> Exercise prompt
From the entries below, copy every line where the string "Current" appears.

########################################

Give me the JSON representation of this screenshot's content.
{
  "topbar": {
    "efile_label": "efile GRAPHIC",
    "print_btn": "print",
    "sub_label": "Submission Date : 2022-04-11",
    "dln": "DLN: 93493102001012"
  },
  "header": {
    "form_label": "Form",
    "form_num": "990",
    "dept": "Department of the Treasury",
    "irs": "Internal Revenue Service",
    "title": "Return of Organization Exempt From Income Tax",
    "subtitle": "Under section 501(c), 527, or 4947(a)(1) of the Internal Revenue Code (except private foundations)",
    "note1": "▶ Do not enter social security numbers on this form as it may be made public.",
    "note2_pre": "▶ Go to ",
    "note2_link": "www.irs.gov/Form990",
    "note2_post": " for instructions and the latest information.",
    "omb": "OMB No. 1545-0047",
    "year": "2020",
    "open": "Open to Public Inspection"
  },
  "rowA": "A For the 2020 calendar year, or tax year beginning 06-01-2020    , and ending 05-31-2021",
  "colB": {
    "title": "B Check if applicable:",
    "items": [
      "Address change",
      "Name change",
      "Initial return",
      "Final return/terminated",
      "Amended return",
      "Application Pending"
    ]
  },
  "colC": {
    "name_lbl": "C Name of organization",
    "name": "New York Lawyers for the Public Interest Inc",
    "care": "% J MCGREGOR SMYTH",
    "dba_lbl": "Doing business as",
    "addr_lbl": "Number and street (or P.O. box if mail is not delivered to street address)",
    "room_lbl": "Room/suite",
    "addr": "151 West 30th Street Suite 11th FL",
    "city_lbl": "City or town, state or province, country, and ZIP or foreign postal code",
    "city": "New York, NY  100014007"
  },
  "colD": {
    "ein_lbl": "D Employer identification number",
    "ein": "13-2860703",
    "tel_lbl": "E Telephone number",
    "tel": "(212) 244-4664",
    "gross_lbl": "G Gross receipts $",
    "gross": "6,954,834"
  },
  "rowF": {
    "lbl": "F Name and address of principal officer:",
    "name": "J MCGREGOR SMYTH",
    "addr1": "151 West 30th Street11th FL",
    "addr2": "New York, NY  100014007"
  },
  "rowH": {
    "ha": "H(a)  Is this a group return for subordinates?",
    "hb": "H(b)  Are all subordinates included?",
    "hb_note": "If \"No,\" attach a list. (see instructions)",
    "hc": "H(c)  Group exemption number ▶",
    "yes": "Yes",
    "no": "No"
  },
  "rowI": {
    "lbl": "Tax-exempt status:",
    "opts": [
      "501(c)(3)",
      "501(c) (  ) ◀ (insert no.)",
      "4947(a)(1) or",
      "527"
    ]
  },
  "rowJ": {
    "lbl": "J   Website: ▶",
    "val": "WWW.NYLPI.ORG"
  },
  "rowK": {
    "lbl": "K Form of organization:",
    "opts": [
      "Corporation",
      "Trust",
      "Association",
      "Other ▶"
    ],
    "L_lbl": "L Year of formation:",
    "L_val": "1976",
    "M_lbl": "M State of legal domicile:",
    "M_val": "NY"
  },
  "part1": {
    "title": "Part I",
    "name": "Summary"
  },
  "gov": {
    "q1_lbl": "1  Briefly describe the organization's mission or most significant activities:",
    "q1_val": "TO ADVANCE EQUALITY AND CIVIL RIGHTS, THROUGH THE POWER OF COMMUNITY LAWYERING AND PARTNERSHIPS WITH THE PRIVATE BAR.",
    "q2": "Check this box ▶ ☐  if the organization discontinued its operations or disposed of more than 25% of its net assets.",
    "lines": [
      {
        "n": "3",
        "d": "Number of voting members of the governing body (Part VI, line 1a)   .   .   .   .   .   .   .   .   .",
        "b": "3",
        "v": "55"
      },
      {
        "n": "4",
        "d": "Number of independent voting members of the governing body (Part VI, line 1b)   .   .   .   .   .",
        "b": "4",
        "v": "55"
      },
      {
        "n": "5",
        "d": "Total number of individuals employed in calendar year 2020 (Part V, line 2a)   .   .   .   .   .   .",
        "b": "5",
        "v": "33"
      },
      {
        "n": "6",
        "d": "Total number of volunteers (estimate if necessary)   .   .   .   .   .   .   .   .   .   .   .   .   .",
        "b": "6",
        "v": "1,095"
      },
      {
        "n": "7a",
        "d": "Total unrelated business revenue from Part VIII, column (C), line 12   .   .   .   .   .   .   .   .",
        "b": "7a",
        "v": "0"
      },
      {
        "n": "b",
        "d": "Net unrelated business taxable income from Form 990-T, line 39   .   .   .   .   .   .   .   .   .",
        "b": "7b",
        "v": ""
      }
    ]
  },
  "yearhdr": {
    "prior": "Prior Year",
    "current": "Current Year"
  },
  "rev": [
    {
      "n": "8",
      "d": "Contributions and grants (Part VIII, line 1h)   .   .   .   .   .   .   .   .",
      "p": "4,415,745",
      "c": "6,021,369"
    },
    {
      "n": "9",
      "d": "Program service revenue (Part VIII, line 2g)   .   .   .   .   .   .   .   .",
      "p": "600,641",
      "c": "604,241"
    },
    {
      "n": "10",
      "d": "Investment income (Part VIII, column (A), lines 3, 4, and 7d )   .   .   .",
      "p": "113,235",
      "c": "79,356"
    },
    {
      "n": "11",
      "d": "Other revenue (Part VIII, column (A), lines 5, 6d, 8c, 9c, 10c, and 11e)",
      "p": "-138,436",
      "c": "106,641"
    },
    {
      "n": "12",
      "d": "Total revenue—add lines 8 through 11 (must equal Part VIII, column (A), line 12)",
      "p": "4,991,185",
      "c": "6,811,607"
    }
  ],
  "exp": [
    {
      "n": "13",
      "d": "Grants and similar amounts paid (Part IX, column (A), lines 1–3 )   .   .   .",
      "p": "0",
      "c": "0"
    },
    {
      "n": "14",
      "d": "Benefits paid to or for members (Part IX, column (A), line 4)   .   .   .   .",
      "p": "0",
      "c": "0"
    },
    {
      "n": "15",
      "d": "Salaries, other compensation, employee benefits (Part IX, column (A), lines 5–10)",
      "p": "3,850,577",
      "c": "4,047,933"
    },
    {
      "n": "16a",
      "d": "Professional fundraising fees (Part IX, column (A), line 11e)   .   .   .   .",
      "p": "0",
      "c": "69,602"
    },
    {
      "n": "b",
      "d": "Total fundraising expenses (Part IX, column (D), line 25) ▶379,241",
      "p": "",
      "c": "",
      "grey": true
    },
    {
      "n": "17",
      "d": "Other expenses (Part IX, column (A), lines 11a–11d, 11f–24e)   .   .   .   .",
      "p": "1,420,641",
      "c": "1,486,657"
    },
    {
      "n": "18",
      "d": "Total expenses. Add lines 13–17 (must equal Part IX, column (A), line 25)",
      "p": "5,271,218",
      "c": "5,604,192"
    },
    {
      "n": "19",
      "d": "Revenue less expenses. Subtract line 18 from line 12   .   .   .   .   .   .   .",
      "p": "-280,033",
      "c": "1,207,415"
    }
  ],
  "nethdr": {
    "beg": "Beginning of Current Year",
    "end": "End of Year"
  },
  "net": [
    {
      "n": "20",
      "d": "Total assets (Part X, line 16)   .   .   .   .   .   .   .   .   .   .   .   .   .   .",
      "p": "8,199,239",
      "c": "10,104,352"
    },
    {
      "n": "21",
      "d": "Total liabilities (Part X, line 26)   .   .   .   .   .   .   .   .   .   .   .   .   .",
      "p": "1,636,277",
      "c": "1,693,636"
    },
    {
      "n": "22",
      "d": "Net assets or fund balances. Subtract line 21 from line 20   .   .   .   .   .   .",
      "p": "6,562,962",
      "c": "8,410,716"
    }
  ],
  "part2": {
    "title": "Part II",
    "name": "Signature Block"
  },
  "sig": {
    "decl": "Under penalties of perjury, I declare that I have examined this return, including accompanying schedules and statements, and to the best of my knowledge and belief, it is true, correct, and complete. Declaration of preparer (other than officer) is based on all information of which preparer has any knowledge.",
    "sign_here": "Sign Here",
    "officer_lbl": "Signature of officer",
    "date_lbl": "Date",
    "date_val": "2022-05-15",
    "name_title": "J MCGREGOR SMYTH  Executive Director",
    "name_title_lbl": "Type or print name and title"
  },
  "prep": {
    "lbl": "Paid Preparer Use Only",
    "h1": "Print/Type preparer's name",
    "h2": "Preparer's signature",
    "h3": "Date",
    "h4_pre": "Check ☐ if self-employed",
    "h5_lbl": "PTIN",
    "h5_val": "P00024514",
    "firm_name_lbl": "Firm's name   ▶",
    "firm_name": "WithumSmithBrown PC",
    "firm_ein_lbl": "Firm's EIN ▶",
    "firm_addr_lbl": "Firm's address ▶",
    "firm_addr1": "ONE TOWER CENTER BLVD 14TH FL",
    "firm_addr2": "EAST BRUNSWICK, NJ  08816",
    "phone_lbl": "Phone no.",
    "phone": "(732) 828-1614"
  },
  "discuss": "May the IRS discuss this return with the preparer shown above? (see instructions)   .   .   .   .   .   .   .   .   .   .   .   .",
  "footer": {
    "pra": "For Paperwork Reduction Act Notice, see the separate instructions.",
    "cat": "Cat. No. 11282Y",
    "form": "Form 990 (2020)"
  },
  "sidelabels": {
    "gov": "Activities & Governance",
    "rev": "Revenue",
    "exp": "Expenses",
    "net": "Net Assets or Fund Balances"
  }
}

########################################

> The completed task
    "current": "Current Year"
    "beg": "Beginning of Current Year",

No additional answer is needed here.